TO DO
Copy out the entries below exactly, starting at the line that contains "71 571 86</box>" and continuing up to and including the line that contains "paragraph-line: เหลืองานเจ้าหน้าที่ในพื้นที่ <box>8".

Data entry records

######

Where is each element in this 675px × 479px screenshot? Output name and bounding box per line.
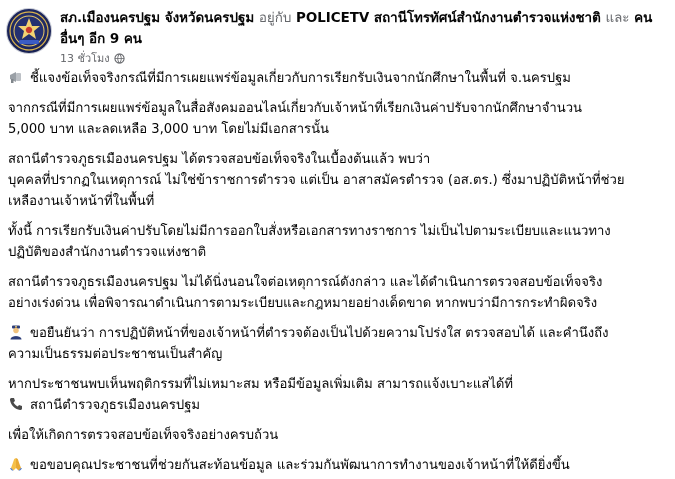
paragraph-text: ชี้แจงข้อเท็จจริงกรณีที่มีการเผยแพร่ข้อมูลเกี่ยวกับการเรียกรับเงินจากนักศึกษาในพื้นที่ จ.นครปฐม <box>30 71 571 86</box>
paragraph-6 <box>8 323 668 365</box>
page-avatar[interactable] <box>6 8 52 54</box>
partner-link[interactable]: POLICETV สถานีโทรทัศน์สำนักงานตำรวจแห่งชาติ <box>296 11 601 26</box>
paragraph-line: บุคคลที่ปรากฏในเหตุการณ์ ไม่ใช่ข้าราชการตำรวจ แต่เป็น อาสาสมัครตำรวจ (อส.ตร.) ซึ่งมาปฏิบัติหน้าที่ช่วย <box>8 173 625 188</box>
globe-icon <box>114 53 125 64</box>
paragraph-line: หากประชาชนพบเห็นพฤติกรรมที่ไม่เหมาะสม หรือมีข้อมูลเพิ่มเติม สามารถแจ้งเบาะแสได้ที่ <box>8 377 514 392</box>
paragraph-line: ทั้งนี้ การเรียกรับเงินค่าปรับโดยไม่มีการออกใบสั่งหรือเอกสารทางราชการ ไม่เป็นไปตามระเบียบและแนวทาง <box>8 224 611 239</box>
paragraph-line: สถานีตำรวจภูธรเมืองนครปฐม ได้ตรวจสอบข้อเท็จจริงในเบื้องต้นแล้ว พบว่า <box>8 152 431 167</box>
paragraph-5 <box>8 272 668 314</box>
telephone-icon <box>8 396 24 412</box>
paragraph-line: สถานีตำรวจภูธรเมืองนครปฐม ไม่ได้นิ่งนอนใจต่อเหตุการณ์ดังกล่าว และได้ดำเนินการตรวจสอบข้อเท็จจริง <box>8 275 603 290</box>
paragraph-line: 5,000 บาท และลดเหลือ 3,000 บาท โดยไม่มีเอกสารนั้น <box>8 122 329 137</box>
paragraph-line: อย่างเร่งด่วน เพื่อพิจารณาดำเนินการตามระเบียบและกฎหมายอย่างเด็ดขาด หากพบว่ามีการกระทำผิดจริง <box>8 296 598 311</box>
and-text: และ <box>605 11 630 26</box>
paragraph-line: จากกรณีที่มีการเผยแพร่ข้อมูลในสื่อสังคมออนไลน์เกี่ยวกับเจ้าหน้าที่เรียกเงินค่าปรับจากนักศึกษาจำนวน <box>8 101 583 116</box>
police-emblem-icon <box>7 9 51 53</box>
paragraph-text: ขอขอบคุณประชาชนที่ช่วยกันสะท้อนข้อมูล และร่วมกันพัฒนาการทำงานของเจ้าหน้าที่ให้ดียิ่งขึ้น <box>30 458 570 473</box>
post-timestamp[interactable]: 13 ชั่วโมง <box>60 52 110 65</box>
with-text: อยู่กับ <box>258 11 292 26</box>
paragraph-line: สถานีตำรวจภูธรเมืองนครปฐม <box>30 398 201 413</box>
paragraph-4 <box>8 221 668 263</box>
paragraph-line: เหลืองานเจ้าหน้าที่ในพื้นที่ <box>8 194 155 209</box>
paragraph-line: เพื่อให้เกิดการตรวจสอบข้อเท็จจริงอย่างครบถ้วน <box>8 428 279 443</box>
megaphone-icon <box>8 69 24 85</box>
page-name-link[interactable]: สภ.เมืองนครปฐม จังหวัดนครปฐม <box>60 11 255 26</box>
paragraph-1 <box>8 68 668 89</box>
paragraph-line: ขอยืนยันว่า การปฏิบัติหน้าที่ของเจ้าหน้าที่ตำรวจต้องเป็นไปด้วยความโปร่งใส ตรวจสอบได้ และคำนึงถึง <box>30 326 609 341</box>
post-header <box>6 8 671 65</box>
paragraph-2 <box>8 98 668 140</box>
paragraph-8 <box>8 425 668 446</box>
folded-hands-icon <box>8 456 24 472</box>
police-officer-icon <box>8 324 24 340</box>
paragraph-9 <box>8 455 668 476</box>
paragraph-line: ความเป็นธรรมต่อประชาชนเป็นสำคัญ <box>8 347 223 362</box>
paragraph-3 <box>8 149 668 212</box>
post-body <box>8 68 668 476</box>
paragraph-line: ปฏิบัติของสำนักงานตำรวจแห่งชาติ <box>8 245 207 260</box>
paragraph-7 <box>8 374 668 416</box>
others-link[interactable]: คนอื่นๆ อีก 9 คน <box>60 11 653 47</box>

######

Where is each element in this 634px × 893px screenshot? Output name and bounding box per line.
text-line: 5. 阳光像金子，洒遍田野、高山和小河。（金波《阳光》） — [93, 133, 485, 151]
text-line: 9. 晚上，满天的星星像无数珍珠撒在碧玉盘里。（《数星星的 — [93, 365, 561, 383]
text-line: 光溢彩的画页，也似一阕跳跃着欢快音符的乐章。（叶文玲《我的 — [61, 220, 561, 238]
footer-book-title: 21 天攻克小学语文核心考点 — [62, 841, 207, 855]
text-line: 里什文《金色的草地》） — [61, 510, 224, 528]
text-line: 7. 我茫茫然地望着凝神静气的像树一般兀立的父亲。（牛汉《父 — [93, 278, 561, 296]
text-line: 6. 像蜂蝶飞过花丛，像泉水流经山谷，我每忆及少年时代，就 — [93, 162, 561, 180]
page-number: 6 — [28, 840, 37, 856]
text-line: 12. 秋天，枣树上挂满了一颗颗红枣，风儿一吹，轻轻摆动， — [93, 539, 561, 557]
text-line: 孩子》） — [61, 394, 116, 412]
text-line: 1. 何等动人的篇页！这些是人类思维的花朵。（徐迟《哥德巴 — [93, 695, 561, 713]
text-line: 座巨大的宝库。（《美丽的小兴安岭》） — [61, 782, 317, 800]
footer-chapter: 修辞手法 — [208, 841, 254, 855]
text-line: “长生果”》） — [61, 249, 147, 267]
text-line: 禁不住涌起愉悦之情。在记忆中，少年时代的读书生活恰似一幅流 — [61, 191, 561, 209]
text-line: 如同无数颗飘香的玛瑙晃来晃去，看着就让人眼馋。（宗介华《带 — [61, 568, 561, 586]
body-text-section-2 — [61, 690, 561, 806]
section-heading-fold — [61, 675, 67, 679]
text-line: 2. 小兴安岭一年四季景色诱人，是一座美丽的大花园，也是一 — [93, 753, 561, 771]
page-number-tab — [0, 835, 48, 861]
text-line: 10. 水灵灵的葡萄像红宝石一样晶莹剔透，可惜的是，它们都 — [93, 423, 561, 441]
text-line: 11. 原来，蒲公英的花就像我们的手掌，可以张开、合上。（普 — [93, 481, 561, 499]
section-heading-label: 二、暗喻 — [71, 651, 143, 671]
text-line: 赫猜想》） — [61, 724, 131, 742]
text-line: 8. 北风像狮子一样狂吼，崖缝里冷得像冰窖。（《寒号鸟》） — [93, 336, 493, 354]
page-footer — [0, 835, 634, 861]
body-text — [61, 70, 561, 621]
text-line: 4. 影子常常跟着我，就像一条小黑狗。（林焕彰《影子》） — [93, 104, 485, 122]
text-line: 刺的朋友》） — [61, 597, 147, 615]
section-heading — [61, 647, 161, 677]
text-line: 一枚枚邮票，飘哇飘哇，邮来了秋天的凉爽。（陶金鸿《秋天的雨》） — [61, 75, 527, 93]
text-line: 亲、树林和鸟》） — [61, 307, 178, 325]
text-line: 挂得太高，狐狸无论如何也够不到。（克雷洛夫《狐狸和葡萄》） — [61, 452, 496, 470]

######

THE REPLY
paragraph-text: ชี้แจงข้อเท็จจริงกรณีที่มีการเผยแพร่ข้อมูลเกี่ยวกับการเรียกรับเงินจากนักศึกษาในพื้นที่ จ.นครปฐม <box>30 71 571 86</box>
paragraph-6 <box>8 323 668 365</box>
page-avatar[interactable] <box>6 8 52 54</box>
partner-link[interactable]: POLICETV สถานีโทรทัศน์สำนักงานตำรวจแห่งชาติ <box>296 11 601 26</box>
paragraph-line: บุคคลที่ปรากฏในเหตุการณ์ ไม่ใช่ข้าราชการตำรวจ แต่เป็น อาสาสมัครตำรวจ (อส.ตร.) ซึ่งมาปฏิบัติหน้าที่ช่วย <box>8 173 625 188</box>
globe-icon <box>114 53 125 64</box>
paragraph-line: หากประชาชนพบเห็นพฤติกรรมที่ไม่เหมาะสม หรือมีข้อมูลเพิ่มเติม สามารถแจ้งเบาะแสได้ที่ <box>8 377 514 392</box>
paragraph-line: ทั้งนี้ การเรียกรับเงินค่าปรับโดยไม่มีการออกใบสั่งหรือเอกสารทางราชการ ไม่เป็นไปตามระเบียบและแนวทาง <box>8 224 611 239</box>
paragraph-line: สถานีตำรวจภูธรเมืองนครปฐม ได้ตรวจสอบข้อเท็จจริงในเบื้องต้นแล้ว พบว่า <box>8 152 431 167</box>
paragraph-5 <box>8 272 668 314</box>
telephone-icon <box>8 396 24 412</box>
paragraph-line: สถานีตำรวจภูธรเมืองนครปฐม ไม่ได้นิ่งนอนใจต่อเหตุการณ์ดังกล่าว และได้ดำเนินการตรวจสอบข้อเท็จจริง <box>8 275 603 290</box>
paragraph-line: 5,000 บาท และลดเหลือ 3,000 บาท โดยไม่มีเอกสารนั้น <box>8 122 329 137</box>
paragraph-line: อย่างเร่งด่วน เพื่อพิจารณาดำเนินการตามระเบียบและกฎหมายอย่างเด็ดขาด หากพบว่ามีการกระทำผิดจริง <box>8 296 598 311</box>
and-text: และ <box>605 11 630 26</box>
paragraph-line: จากกรณีที่มีการเผยแพร่ข้อมูลในสื่อสังคมออนไลน์เกี่ยวกับเจ้าหน้าที่เรียกเงินค่าปรับจากนักศึกษาจำนวน <box>8 101 583 116</box>
police-emblem-icon <box>7 9 51 53</box>
paragraph-text: ขอขอบคุณประชาชนที่ช่วยกันสะท้อนข้อมูล และร่วมกันพัฒนาการทำงานของเจ้าหน้าที่ให้ดียิ่งขึ้น <box>30 458 570 473</box>
post-timestamp[interactable]: 13 ชั่วโมง <box>60 52 110 65</box>
with-text: อยู่กับ <box>258 11 292 26</box>
paragraph-line: สถานีตำรวจภูธรเมืองนครปฐม <box>30 398 201 413</box>
paragraph-4 <box>8 221 668 263</box>
paragraph-line: เหลืองานเจ้าหน้าที่ในพื้นที่ <box>8 194 155 209</box>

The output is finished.